_Provided entries_:

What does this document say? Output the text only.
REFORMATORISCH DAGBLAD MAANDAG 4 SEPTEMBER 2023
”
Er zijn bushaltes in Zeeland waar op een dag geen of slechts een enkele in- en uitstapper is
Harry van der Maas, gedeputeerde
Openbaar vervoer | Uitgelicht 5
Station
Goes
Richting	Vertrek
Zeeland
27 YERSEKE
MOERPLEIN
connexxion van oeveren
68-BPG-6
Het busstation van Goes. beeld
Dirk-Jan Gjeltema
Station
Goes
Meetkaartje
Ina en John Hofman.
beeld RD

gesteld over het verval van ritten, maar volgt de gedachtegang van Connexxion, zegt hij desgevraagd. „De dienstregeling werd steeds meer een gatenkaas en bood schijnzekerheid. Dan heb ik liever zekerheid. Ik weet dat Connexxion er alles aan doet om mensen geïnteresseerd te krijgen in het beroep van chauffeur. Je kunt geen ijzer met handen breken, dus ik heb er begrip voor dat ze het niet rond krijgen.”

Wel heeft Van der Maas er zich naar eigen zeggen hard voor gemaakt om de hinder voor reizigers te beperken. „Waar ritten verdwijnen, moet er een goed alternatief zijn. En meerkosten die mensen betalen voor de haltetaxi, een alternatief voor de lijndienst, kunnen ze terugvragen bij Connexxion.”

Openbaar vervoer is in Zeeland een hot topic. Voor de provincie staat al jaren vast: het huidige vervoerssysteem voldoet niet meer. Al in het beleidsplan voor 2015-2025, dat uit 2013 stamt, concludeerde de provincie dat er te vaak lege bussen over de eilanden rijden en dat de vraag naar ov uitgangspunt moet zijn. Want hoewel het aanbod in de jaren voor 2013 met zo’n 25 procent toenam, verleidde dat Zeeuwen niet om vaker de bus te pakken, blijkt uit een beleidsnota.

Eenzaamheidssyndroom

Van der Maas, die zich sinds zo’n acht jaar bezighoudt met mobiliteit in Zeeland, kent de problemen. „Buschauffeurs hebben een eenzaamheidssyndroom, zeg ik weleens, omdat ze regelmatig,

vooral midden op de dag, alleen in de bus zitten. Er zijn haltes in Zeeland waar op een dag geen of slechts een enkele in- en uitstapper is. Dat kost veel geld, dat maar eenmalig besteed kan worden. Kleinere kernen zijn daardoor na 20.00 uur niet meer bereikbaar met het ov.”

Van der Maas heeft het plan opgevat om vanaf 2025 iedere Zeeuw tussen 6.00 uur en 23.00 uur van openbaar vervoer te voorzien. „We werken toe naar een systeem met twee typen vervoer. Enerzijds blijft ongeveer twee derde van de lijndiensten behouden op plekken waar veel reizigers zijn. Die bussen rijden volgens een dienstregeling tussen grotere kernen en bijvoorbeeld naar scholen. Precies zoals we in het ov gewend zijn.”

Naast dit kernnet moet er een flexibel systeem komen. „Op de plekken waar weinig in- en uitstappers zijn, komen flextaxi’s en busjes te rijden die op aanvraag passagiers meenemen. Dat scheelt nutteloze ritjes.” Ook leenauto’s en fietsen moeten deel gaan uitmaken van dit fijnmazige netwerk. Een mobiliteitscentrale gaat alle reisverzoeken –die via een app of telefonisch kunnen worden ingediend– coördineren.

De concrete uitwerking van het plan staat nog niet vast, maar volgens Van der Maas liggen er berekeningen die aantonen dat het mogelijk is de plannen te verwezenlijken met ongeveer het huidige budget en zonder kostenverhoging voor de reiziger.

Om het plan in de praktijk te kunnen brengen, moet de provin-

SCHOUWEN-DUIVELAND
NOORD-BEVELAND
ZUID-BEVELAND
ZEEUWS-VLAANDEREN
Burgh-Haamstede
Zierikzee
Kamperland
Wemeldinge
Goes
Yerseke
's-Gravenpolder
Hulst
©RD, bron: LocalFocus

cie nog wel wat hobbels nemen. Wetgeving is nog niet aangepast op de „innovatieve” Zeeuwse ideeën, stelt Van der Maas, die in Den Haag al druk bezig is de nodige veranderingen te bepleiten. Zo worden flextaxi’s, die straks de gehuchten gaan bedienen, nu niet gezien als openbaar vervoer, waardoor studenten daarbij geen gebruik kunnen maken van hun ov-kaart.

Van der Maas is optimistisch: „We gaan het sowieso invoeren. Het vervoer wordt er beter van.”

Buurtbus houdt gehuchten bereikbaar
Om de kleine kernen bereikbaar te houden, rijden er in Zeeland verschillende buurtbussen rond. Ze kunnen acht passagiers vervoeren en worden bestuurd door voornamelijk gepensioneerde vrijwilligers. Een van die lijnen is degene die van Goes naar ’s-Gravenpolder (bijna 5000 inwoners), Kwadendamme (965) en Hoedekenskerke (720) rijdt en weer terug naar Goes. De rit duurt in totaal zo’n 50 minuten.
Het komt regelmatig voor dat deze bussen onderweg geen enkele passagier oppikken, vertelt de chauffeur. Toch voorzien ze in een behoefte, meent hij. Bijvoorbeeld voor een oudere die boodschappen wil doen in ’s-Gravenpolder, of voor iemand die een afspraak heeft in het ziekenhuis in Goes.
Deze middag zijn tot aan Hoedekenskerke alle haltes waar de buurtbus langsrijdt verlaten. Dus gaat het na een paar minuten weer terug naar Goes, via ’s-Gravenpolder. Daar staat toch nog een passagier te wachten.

_To do_: Copy out the whole listing exactly.

_Response for this exercise_:
What does this document say? Output the text only.
REFORMATORISCH DAGBLAD MAANDAG 4 SEPTEMBER 2023
”
Er zijn bushaltes in Zeeland waar op een dag geen of slechts een enkele in- en uitstapper is
Harry van der Maas, gedeputeerde
Openbaar vervoer | Uitgelicht 5
Station
Goes
Richting	Vertrek
Zeeland
27 YERSEKE
MOERPLEIN
connexxion van oeveren
68-BPG-6
Het busstation van Goes. beeld
Dirk-Jan Gjeltema
Station
Goes
Meetkaartje
Ina en John Hofman.
beeld RD

gesteld over het verval van ritten, maar volgt de gedachtegang van Connexxion, zegt hij desgevraagd. „De dienstregeling werd steeds meer een gatenkaas en bood schijnzekerheid. Dan heb ik liever zekerheid. Ik weet dat Connexxion er alles aan doet om mensen geïnteresseerd te krijgen in het beroep van chauffeur. Je kunt geen ijzer met handen breken, dus ik heb er begrip voor dat ze het niet rond krijgen.”

Wel heeft Van der Maas er zich naar eigen zeggen hard voor gemaakt om de hinder voor reizigers te beperken. „Waar ritten verdwijnen, moet er een goed alternatief zijn. En meerkosten die mensen betalen voor de haltetaxi, een alternatief voor de lijndienst, kunnen ze terugvragen bij Connexxion.”

Openbaar vervoer is in Zeeland een hot topic. Voor de provincie staat al jaren vast: het huidige vervoerssysteem voldoet niet meer. Al in het beleidsplan voor 2015-2025, dat uit 2013 stamt, concludeerde de provincie dat er te vaak lege bussen over de eilanden rijden en dat de vraag naar ov uitgangspunt moet zijn. Want hoewel het aanbod in de jaren voor 2013 met zo’n 25 procent toenam, verleidde dat Zeeuwen niet om vaker de bus te pakken, blijkt uit een beleidsnota.

Eenzaamheidssyndroom

Van der Maas, die zich sinds zo’n acht jaar bezighoudt met mobiliteit in Zeeland, kent de problemen. „Buschauffeurs hebben een eenzaamheidssyndroom, zeg ik weleens, omdat ze regelmatig,

vooral midden op de dag, alleen in de bus zitten. Er zijn haltes in Zeeland waar op een dag geen of slechts een enkele in- en uitstapper is. Dat kost veel geld, dat maar eenmalig besteed kan worden. Kleinere kernen zijn daardoor na 20.00 uur niet meer bereikbaar met het ov.”

Van der Maas heeft het plan opgevat om vanaf 2025 iedere Zeeuw tussen 6.00 uur en 23.00 uur van openbaar vervoer te voorzien. „We werken toe naar een systeem met twee typen vervoer. Enerzijds blijft ongeveer twee derde van de lijndiensten behouden op plekken waar veel reizigers zijn. Die bussen rijden volgens een dienstregeling tussen grotere kernen en bijvoorbeeld naar scholen. Precies zoals we in het ov gewend zijn.”

Naast dit kernnet moet er een flexibel systeem komen. „Op de plekken waar weinig in- en uitstappers zijn, komen flextaxi’s en busjes te rijden die op aanvraag passagiers meenemen. Dat scheelt nutteloze ritjes.” Ook leenauto’s en fietsen moeten deel gaan uitmaken van dit fijnmazige netwerk. Een mobiliteitscentrale gaat alle reisverzoeken –die via een app of telefonisch kunnen worden ingediend– coördineren.

De concrete uitwerking van het plan staat nog niet vast, maar volgens Van der Maas liggen er berekeningen die aantonen dat het mogelijk is de plannen te verwezenlijken met ongeveer het huidige budget en zonder kostenverhoging voor de reiziger.

Om het plan in de praktijk te kunnen brengen, moet de provin-

SCHOUWEN-DUIVELAND
NOORD-BEVELAND
ZUID-BEVELAND
ZEEUWS-VLAANDEREN
Burgh-Haamstede
Zierikzee
Kamperland
Wemeldinge
Goes
Yerseke
's-Gravenpolder
Hulst
©RD, bron: LocalFocus

cie nog wel wat hobbels nemen. Wetgeving is nog niet aangepast op de „innovatieve” Zeeuwse ideeën, stelt Van der Maas, die in Den Haag al druk bezig is de nodige veranderingen te bepleiten. Zo worden flextaxi’s, die straks de gehuchten gaan bedienen, nu niet gezien als openbaar vervoer, waardoor studenten daarbij geen gebruik kunnen maken van hun ov-kaart.

Van der Maas is optimistisch: „We gaan het sowieso invoeren. Het vervoer wordt er beter van.”

Buurtbus houdt gehuchten bereikbaar
Om de kleine kernen bereikbaar te houden, rijden er in Zeeland verschillende buurtbussen rond. Ze kunnen acht passagiers vervoeren en worden bestuurd door voornamelijk gepensioneerde vrijwilligers. Een van die lijnen is degene die van Goes naar ’s-Gravenpolder (bijna 5000 inwoners), Kwadendamme (965) en Hoedekenskerke (720) rijdt en weer terug naar Goes. De rit duurt in totaal zo’n 50 minuten.
Het komt regelmatig voor dat deze bussen onderweg geen enkele passagier oppikken, vertelt de chauffeur. Toch voorzien ze in een behoefte, meent hij. Bijvoorbeeld voor een oudere die boodschappen wil doen in ’s-Gravenpolder, of voor iemand die een afspraak heeft in het ziekenhuis in Goes.
Deze middag zijn tot aan Hoedekenskerke alle haltes waar de buurtbus langsrijdt verlaten. Dus gaat het na een paar minuten weer terug naar Goes, via ’s-Gravenpolder. Daar staat toch nog een passagier te wachten.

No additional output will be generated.